** START AVAILABLE RECORDS **

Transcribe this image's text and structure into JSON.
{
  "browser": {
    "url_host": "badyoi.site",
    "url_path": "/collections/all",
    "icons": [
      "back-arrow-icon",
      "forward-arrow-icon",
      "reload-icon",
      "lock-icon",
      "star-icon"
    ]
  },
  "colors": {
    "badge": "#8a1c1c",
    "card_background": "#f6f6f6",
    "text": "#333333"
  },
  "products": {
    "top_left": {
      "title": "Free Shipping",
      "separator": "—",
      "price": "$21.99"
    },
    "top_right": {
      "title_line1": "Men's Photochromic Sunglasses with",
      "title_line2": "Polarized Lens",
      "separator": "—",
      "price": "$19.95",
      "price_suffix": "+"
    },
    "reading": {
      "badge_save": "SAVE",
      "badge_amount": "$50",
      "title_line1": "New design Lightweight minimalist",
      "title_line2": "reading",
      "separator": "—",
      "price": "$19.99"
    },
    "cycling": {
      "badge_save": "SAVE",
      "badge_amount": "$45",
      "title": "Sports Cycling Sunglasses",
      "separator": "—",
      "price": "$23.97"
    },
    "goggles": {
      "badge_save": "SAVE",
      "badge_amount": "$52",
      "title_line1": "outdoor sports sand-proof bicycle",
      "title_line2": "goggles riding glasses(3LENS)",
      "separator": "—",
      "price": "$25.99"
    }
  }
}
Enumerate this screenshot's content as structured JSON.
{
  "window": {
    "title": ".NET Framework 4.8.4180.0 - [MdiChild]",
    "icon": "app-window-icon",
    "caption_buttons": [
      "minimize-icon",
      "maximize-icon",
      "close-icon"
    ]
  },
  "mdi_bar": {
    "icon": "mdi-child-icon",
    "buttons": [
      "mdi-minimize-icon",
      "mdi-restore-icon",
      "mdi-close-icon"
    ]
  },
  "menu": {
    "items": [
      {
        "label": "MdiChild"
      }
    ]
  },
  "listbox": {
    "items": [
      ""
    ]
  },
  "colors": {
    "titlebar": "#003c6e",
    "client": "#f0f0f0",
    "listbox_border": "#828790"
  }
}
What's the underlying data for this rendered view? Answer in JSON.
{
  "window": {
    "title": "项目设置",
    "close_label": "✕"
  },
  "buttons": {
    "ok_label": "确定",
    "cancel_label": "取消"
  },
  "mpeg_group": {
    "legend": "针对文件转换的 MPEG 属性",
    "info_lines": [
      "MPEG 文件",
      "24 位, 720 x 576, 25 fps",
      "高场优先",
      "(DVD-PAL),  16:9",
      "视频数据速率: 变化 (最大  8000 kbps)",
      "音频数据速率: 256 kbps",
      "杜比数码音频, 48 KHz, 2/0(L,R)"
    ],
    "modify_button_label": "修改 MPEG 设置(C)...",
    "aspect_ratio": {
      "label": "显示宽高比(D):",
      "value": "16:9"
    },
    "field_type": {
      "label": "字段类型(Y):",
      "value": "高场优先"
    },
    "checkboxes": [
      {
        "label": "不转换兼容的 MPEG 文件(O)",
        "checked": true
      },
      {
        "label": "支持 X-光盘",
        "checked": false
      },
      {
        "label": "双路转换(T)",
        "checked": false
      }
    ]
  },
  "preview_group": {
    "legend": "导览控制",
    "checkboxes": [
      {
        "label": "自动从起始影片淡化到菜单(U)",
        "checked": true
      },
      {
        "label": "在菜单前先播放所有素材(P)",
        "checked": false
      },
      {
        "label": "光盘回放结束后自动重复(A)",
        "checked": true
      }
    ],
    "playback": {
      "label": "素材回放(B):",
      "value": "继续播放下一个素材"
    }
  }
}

** END AVAILABLE RECORDS **

● EXERCISE
Extract the complete data, matching each line exactly.

● THE RESULT
Transcribe this image's text and structure into JSON.
{
  "browser": {
    "url_host": "badyoi.site",
    "url_path": "/collections/all",
    "icons": [
      "back-arrow-icon",
      "forward-arrow-icon",
      "reload-icon",
      "lock-icon",
      "star-icon"
    ]
  },
  "colors": {
    "badge": "#8a1c1c",
    "card_background": "#f6f6f6",
    "text": "#333333"
  },
  "products": {
    "top_left": {
      "title": "Free Shipping",
      "separator": "—",
      "price": "$21.99"
    },
    "top_right": {
      "title_line1": "Men's Photochromic Sunglasses with",
      "title_line2": "Polarized Lens",
      "separator": "—",
      "price": "$19.95",
      "price_suffix": "+"
    },
    "reading": {
      "badge_save": "SAVE",
      "badge_amount": "$50",
      "title_line1": "New design Lightweight minimalist",
      "title_line2": "reading",
      "separator": "—",
      "price": "$19.99"
    },
    "cycling": {
      "badge_save": "SAVE",
      "badge_amount": "$45",
      "title": "Sports Cycling Sunglasses",
      "separator": "—",
      "price": "$23.97"
    },
    "goggles": {
      "badge_save": "SAVE",
      "badge_amount": "$52",
      "title_line1": "outdoor sports sand-proof bicycle",
      "title_line2": "goggles riding glasses(3LENS)",
      "separator": "—",
      "price": "$25.99"
    }
  }
}
Enumerate this screenshot's content as structured JSON.
{
  "window": {
    "title": ".NET Framework 4.8.4180.0 - [MdiChild]",
    "icon": "app-window-icon",
    "caption_buttons": [
      "minimize-icon",
      "maximize-icon",
      "close-icon"
    ]
  },
  "mdi_bar": {
    "icon": "mdi-child-icon",
    "buttons": [
      "mdi-minimize-icon",
      "mdi-restore-icon",
      "mdi-close-icon"
    ]
  },
  "menu": {
    "items": [
      {
        "label": "MdiChild"
      }
    ]
  },
  "listbox": {
    "items": [
      ""
    ]
  },
  "colors": {
    "titlebar": "#003c6e",
    "client": "#f0f0f0",
    "listbox_border": "#828790"
  }
}
What's the underlying data for this rendered view? Answer in JSON.
{
  "window": {
    "title": "项目设置",
    "close_label": "✕"
  },
  "buttons": {
    "ok_label": "确定",
    "cancel_label": "取消"
  },
  "mpeg_group": {
    "legend": "针对文件转换的 MPEG 属性",
    "info_lines": [
      "MPEG 文件",
      "24 位, 720 x 576, 25 fps",
      "高场优先",
      "(DVD-PAL),  16:9",
      "视频数据速率: 变化 (最大  8000 kbps)",
      "音频数据速率: 256 kbps",
      "杜比数码音频, 48 KHz, 2/0(L,R)"
    ],
    "modify_button_label": "修改 MPEG 设置(C)...",
    "aspect_ratio": {
      "label": "显示宽高比(D):",
      "value": "16:9"
    },
    "field_type": {
      "label": "字段类型(Y):",
      "value": "高场优先"
    },
    "checkboxes": [
      {
        "label": "不转换兼容的 MPEG 文件(O)",
        "checked": true
      },
      {
        "label": "支持 X-光盘",
        "checked": false
      },
      {
        "label": "双路转换(T)",
        "checked": false
      }
    ]
  },
  "preview_group": {
    "legend": "导览控制",
    "checkboxes": [
      {
        "label": "自动从起始影片淡化到菜单(U)",
        "checked": true
      },
      {
        "label": "在菜单前先播放所有素材(P)",
        "checked": false
      },
      {
        "label": "光盘回放结束后自动重复(A)",
        "checked": true
      }
    ],
    "playback": {
      "label": "素材回放(B):",
      "value": "继续播放下一个素材"
    }
  }
}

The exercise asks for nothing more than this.